(Extracted records):
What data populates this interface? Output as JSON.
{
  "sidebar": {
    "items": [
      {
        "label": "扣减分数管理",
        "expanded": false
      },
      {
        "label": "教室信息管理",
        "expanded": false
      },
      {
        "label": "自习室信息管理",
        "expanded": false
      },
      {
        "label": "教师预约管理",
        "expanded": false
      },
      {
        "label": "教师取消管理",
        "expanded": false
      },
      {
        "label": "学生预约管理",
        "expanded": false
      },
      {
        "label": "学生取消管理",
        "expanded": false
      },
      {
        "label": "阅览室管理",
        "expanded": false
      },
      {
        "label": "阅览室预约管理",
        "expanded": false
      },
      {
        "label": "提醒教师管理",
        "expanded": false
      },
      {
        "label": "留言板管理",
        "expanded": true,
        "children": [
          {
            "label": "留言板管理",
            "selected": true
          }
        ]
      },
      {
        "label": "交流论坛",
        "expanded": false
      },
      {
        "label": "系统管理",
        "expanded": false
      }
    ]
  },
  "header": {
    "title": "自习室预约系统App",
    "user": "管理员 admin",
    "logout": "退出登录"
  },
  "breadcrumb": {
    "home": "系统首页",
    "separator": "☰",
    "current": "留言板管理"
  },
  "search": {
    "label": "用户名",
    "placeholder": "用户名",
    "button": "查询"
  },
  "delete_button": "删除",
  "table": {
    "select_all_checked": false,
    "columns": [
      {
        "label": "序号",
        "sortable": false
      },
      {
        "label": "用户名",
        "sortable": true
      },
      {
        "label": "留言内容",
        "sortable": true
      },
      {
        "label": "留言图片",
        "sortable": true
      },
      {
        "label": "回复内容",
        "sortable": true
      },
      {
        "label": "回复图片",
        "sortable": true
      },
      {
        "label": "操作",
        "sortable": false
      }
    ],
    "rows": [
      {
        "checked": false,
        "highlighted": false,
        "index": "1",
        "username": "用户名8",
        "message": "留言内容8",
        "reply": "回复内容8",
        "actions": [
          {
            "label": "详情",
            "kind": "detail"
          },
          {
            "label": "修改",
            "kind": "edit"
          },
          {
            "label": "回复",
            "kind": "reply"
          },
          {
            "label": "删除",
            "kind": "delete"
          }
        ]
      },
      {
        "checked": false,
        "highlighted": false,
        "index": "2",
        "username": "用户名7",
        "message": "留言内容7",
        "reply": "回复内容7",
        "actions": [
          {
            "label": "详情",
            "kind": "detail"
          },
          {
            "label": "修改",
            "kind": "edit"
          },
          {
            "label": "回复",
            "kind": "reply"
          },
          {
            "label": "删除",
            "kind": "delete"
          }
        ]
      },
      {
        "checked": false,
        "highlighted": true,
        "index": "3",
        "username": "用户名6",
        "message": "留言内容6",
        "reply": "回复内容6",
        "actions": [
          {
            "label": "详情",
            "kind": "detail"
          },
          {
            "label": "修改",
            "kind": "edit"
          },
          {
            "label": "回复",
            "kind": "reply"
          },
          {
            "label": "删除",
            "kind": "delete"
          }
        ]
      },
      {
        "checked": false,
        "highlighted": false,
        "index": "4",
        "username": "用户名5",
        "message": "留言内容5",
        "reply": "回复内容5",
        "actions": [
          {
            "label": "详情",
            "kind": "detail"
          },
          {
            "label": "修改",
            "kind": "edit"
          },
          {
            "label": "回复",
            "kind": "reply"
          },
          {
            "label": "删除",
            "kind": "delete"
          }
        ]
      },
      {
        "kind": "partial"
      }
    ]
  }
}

(Required task):
Would you give the material above again, complete and exact?

(Final result):
What data populates this interface? Output as JSON.
{
  "sidebar": {
    "items": [
      {
        "label": "扣减分数管理",
        "expanded": false
      },
      {
        "label": "教室信息管理",
        "expanded": false
      },
      {
        "label": "自习室信息管理",
        "expanded": false
      },
      {
        "label": "教师预约管理",
        "expanded": false
      },
      {
        "label": "教师取消管理",
        "expanded": false
      },
      {
        "label": "学生预约管理",
        "expanded": false
      },
      {
        "label": "学生取消管理",
        "expanded": false
      },
      {
        "label": "阅览室管理",
        "expanded": false
      },
      {
        "label": "阅览室预约管理",
        "expanded": false
      },
      {
        "label": "提醒教师管理",
        "expanded": false
      },
      {
        "label": "留言板管理",
        "expanded": true,
        "children": [
          {
            "label": "留言板管理",
            "selected": true
          }
        ]
      },
      {
        "label": "交流论坛",
        "expanded": false
      },
      {
        "label": "系统管理",
        "expanded": false
      }
    ]
  },
  "header": {
    "title": "自习室预约系统App",
    "user": "管理员 admin",
    "logout": "退出登录"
  },
  "breadcrumb": {
    "home": "系统首页",
    "separator": "☰",
    "current": "留言板管理"
  },
  "search": {
    "label": "用户名",
    "placeholder": "用户名",
    "button": "查询"
  },
  "delete_button": "删除",
  "table": {
    "select_all_checked": false,
    "columns": [
      {
        "label": "序号",
        "sortable": false
      },
      {
        "label": "用户名",
        "sortable": true
      },
      {
        "label": "留言内容",
        "sortable": true
      },
      {
        "label": "留言图片",
        "sortable": true
      },
      {
        "label": "回复内容",
        "sortable": true
      },
      {
        "label": "回复图片",
        "sortable": true
      },
      {
        "label": "操作",
        "sortable": false
      }
    ],
    "rows": [
      {
        "checked": false,
        "highlighted": false,
        "index": "1",
        "username": "用户名8",
        "message": "留言内容8",
        "reply": "回复内容8",
        "actions": [
          {
            "label": "详情",
            "kind": "detail"
          },
          {
            "label": "修改",
            "kind": "edit"
          },
          {
            "label": "回复",
            "kind": "reply"
          },
          {
            "label": "删除",
            "kind": "delete"
          }
        ]
      },
      {
        "checked": false,
        "highlighted": false,
        "index": "2",
        "username": "用户名7",
        "message": "留言内容7",
        "reply": "回复内容7",
        "actions": [
          {
            "label": "详情",
            "kind": "detail"
          },
          {
            "label": "修改",
            "kind": "edit"
          },
          {
            "label": "回复",
            "kind": "reply"
          },
          {
            "label": "删除",
            "kind": "delete"
          }
        ]
      },
      {
        "checked": false,
        "highlighted": true,
        "index": "3",
        "username": "用户名6",
        "message": "留言内容6",
        "reply": "回复内容6",
        "actions": [
          {
            "label": "详情",
            "kind": "detail"
          },
          {
            "label": "修改",
            "kind": "edit"
          },
          {
            "label": "回复",
            "kind": "reply"
          },
          {
            "label": "删除",
            "kind": "delete"
          }
        ]
      },
      {
        "checked": false,
        "highlighted": false,
        "index": "4",
        "username": "用户名5",
        "message": "留言内容5",
        "reply": "回复内容5",
        "actions": [
          {
            "label": "详情",
            "kind": "detail"
          },
          {
            "label": "修改",
            "kind": "edit"
          },
          {
            "label": "回复",
            "kind": "reply"
          },
          {
            "label": "删除",
            "kind": "delete"
          }
        ]
      },
      {
        "kind": "partial"
      }
    ]
  }
}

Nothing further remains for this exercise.